Print all the data, keeping every line exactly as it is.

▶ _ENTRIES SHOWN_
* * * * * * * * *

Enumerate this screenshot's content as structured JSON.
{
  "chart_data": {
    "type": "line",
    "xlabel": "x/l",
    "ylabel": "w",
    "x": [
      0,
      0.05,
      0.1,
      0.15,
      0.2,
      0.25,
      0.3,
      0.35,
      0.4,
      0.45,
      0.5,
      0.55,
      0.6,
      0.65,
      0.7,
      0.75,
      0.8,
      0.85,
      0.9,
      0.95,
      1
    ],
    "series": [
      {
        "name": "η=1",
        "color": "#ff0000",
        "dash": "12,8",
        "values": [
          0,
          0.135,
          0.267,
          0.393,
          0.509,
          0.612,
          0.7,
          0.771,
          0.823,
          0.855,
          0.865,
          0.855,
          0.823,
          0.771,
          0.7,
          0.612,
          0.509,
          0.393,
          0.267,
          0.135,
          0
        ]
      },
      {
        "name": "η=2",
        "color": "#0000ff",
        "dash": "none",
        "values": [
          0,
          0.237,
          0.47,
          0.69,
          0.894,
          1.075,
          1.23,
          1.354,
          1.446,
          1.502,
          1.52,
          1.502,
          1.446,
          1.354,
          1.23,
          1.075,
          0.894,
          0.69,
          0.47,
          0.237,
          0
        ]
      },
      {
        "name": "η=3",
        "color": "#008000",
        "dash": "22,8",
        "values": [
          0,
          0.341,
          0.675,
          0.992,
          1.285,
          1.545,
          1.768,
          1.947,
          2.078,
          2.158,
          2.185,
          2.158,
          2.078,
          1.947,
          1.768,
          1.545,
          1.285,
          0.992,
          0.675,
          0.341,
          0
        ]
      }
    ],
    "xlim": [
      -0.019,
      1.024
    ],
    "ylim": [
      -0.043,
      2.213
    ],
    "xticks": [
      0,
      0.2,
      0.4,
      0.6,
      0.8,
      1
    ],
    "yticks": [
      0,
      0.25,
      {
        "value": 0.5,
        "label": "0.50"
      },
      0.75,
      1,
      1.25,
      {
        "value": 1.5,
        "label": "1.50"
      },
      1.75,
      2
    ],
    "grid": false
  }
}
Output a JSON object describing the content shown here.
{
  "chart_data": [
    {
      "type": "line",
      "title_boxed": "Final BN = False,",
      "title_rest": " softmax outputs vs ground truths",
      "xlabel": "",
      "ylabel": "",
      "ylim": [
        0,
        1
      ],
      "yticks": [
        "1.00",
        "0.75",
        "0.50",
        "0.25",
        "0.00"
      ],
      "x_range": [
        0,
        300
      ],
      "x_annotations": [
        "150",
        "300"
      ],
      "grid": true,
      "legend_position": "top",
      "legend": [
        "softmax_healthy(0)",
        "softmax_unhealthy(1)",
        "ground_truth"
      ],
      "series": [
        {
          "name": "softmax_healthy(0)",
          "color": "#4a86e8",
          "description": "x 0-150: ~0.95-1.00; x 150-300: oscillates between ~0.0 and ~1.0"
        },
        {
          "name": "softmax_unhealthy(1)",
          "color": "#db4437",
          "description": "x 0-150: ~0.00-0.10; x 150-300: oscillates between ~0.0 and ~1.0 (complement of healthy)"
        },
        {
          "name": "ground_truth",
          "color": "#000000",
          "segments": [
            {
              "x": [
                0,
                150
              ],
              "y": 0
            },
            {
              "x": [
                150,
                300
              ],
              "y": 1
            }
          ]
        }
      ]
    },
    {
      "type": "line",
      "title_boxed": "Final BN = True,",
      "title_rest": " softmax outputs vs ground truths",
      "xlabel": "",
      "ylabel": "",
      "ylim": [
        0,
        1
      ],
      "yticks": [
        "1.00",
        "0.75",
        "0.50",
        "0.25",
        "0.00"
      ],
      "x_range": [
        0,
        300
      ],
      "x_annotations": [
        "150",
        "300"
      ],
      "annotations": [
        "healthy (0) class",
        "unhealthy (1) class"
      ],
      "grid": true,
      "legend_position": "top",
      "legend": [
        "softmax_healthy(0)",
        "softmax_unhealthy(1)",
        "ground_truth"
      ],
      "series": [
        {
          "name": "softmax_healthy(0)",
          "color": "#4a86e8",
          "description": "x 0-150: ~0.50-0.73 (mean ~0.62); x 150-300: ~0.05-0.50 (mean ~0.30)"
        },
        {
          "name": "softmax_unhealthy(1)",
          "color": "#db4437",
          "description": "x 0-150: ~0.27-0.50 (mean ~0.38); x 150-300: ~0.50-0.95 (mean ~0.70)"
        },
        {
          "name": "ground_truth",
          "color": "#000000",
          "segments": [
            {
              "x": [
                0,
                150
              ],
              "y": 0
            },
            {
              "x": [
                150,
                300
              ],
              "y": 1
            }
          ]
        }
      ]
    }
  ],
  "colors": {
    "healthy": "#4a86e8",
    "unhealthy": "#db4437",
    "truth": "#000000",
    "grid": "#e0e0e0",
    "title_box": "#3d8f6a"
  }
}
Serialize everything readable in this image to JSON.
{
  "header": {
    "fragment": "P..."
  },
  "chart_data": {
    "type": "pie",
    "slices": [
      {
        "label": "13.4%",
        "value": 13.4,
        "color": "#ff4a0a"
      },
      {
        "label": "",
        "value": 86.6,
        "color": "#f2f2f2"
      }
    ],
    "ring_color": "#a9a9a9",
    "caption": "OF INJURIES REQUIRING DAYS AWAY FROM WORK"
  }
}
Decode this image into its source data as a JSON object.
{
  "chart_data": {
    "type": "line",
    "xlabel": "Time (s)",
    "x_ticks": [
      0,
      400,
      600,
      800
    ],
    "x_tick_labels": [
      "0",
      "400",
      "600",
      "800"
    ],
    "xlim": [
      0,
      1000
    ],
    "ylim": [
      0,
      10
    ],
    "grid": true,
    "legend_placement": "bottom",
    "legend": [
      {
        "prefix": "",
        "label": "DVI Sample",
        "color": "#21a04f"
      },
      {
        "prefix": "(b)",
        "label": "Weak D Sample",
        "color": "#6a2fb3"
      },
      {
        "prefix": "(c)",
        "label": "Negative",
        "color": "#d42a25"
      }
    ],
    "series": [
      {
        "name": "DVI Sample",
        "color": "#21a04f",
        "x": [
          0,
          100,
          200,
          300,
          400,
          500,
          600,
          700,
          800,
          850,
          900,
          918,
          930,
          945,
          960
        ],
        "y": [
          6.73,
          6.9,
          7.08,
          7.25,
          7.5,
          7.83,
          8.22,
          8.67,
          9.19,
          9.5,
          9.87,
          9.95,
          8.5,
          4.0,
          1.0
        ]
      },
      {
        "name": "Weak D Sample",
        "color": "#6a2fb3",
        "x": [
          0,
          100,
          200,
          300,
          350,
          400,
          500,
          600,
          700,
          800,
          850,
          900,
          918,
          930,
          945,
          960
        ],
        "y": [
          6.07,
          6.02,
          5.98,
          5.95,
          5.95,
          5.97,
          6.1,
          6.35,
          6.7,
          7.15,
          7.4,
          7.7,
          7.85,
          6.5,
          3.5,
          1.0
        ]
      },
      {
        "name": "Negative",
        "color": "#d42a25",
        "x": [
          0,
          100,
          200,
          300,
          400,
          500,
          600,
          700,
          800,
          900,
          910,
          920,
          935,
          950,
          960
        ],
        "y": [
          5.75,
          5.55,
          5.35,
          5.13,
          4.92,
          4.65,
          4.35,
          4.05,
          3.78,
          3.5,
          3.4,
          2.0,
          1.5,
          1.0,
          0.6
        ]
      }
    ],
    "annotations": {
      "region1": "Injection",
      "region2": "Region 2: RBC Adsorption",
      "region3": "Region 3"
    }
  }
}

* * * * * * * * *

▶ _EXERCISE SOLUTION_
Enumerate this screenshot's content as structured JSON.
{
  "chart_data": {
    "type": "line",
    "xlabel": "x/l",
    "ylabel": "w",
    "x": [
      0,
      0.05,
      0.1,
      0.15,
      0.2,
      0.25,
      0.3,
      0.35,
      0.4,
      0.45,
      0.5,
      0.55,
      0.6,
      0.65,
      0.7,
      0.75,
      0.8,
      0.85,
      0.9,
      0.95,
      1
    ],
    "series": [
      {
        "name": "η=1",
        "color": "#ff0000",
        "dash": "12,8",
        "values": [
          0,
          0.135,
          0.267,
          0.393,
          0.509,
          0.612,
          0.7,
          0.771,
          0.823,
          0.855,
          0.865,
          0.855,
          0.823,
          0.771,
          0.7,
          0.612,
          0.509,
          0.393,
          0.267,
          0.135,
          0
        ]
      },
      {
        "name": "η=2",
        "color": "#0000ff",
        "dash": "none",
        "values": [
          0,
          0.237,
          0.47,
          0.69,
          0.894,
          1.075,
          1.23,
          1.354,
          1.446,
          1.502,
          1.52,
          1.502,
          1.446,
          1.354,
          1.23,
          1.075,
          0.894,
          0.69,
          0.47,
          0.237,
          0
        ]
      },
      {
        "name": "η=3",
        "color": "#008000",
        "dash": "22,8",
        "values": [
          0,
          0.341,
          0.675,
          0.992,
          1.285,
          1.545,
          1.768,
          1.947,
          2.078,
          2.158,
          2.185,
          2.158,
          2.078,
          1.947,
          1.768,
          1.545,
          1.285,
          0.992,
          0.675,
          0.341,
          0
        ]
      }
    ],
    "xlim": [
      -0.019,
      1.024
    ],
    "ylim": [
      -0.043,
      2.213
    ],
    "xticks": [
      0,
      0.2,
      0.4,
      0.6,
      0.8,
      1
    ],
    "yticks": [
      0,
      0.25,
      {
        "value": 0.5,
        "label": "0.50"
      },
      0.75,
      1,
      1.25,
      {
        "value": 1.5,
        "label": "1.50"
      },
      1.75,
      2
    ],
    "grid": false
  }
}
Output a JSON object describing the content shown here.
{
  "chart_data": [
    {
      "type": "line",
      "title_boxed": "Final BN = False,",
      "title_rest": " softmax outputs vs ground truths",
      "xlabel": "",
      "ylabel": "",
      "ylim": [
        0,
        1
      ],
      "yticks": [
        "1.00",
        "0.75",
        "0.50",
        "0.25",
        "0.00"
      ],
      "x_range": [
        0,
        300
      ],
      "x_annotations": [
        "150",
        "300"
      ],
      "grid": true,
      "legend_position": "top",
      "legend": [
        "softmax_healthy(0)",
        "softmax_unhealthy(1)",
        "ground_truth"
      ],
      "series": [
        {
          "name": "softmax_healthy(0)",
          "color": "#4a86e8",
          "description": "x 0-150: ~0.95-1.00; x 150-300: oscillates between ~0.0 and ~1.0"
        },
        {
          "name": "softmax_unhealthy(1)",
          "color": "#db4437",
          "description": "x 0-150: ~0.00-0.10; x 150-300: oscillates between ~0.0 and ~1.0 (complement of healthy)"
        },
        {
          "name": "ground_truth",
          "color": "#000000",
          "segments": [
            {
              "x": [
                0,
                150
              ],
              "y": 0
            },
            {
              "x": [
                150,
                300
              ],
              "y": 1
            }
          ]
        }
      ]
    },
    {
      "type": "line",
      "title_boxed": "Final BN = True,",
      "title_rest": " softmax outputs vs ground truths",
      "xlabel": "",
      "ylabel": "",
      "ylim": [
        0,
        1
      ],
      "yticks": [
        "1.00",
        "0.75",
        "0.50",
        "0.25",
        "0.00"
      ],
      "x_range": [
        0,
        300
      ],
      "x_annotations": [
        "150",
        "300"
      ],
      "annotations": [
        "healthy (0) class",
        "unhealthy (1) class"
      ],
      "grid": true,
      "legend_position": "top",
      "legend": [
        "softmax_healthy(0)",
        "softmax_unhealthy(1)",
        "ground_truth"
      ],
      "series": [
        {
          "name": "softmax_healthy(0)",
          "color": "#4a86e8",
          "description": "x 0-150: ~0.50-0.73 (mean ~0.62); x 150-300: ~0.05-0.50 (mean ~0.30)"
        },
        {
          "name": "softmax_unhealthy(1)",
          "color": "#db4437",
          "description": "x 0-150: ~0.27-0.50 (mean ~0.38); x 150-300: ~0.50-0.95 (mean ~0.70)"
        },
        {
          "name": "ground_truth",
          "color": "#000000",
          "segments": [
            {
              "x": [
                0,
                150
              ],
              "y": 0
            },
            {
              "x": [
                150,
                300
              ],
              "y": 1
            }
          ]
        }
      ]
    }
  ],
  "colors": {
    "healthy": "#4a86e8",
    "unhealthy": "#db4437",
    "truth": "#000000",
    "grid": "#e0e0e0",
    "title_box": "#3d8f6a"
  }
}
Serialize everything readable in this image to JSON.
{
  "header": {
    "fragment": "P..."
  },
  "chart_data": {
    "type": "pie",
    "slices": [
      {
        "label": "13.4%",
        "value": 13.4,
        "color": "#ff4a0a"
      },
      {
        "label": "",
        "value": 86.6,
        "color": "#f2f2f2"
      }
    ],
    "ring_color": "#a9a9a9",
    "caption": "OF INJURIES REQUIRING DAYS AWAY FROM WORK"
  }
}
Decode this image into its source data as a JSON object.
{
  "chart_data": {
    "type": "line",
    "xlabel": "Time (s)",
    "x_ticks": [
      0,
      400,
      600,
      800
    ],
    "x_tick_labels": [
      "0",
      "400",
      "600",
      "800"
    ],
    "xlim": [
      0,
      1000
    ],
    "ylim": [
      0,
      10
    ],
    "grid": true,
    "legend_placement": "bottom",
    "legend": [
      {
        "prefix": "",
        "label": "DVI Sample",
        "color": "#21a04f"
      },
      {
        "prefix": "(b)",
        "label": "Weak D Sample",
        "color": "#6a2fb3"
      },
      {
        "prefix": "(c)",
        "label": "Negative",
        "color": "#d42a25"
      }
    ],
    "series": [
      {
        "name": "DVI Sample",
        "color": "#21a04f",
        "x": [
          0,
          100,
          200,
          300,
          400,
          500,
          600,
          700,
          800,
          850,
          900,
          918,
          930,
          945,
          960
        ],
        "y": [
          6.73,
          6.9,
          7.08,
          7.25,
          7.5,
          7.83,
          8.22,
          8.67,
          9.19,
          9.5,
          9.87,
          9.95,
          8.5,
          4.0,
          1.0
        ]
      },
      {
        "name": "Weak D Sample",
        "color": "#6a2fb3",
        "x": [
          0,
          100,
          200,
          300,
          350,
          400,
          500,
          600,
          700,
          800,
          850,
          900,
          918,
          930,
          945,
          960
        ],
        "y": [
          6.07,
          6.02,
          5.98,
          5.95,
          5.95,
          5.97,
          6.1,
          6.35,
          6.7,
          7.15,
          7.4,
          7.7,
          7.85,
          6.5,
          3.5,
          1.0
        ]
      },
      {
        "name": "Negative",
        "color": "#d42a25",
        "x": [
          0,
          100,
          200,
          300,
          400,
          500,
          600,
          700,
          800,
          900,
          910,
          920,
          935,
          950,
          960
        ],
        "y": [
          5.75,
          5.55,
          5.35,
          5.13,
          4.92,
          4.65,
          4.35,
          4.05,
          3.78,
          3.5,
          3.4,
          2.0,
          1.5,
          1.0,
          0.6
        ]
      }
    ],
    "annotations": {
      "region1": "Injection",
      "region2": "Region 2: RBC Adsorption",
      "region3": "Region 3"
    }
  }
}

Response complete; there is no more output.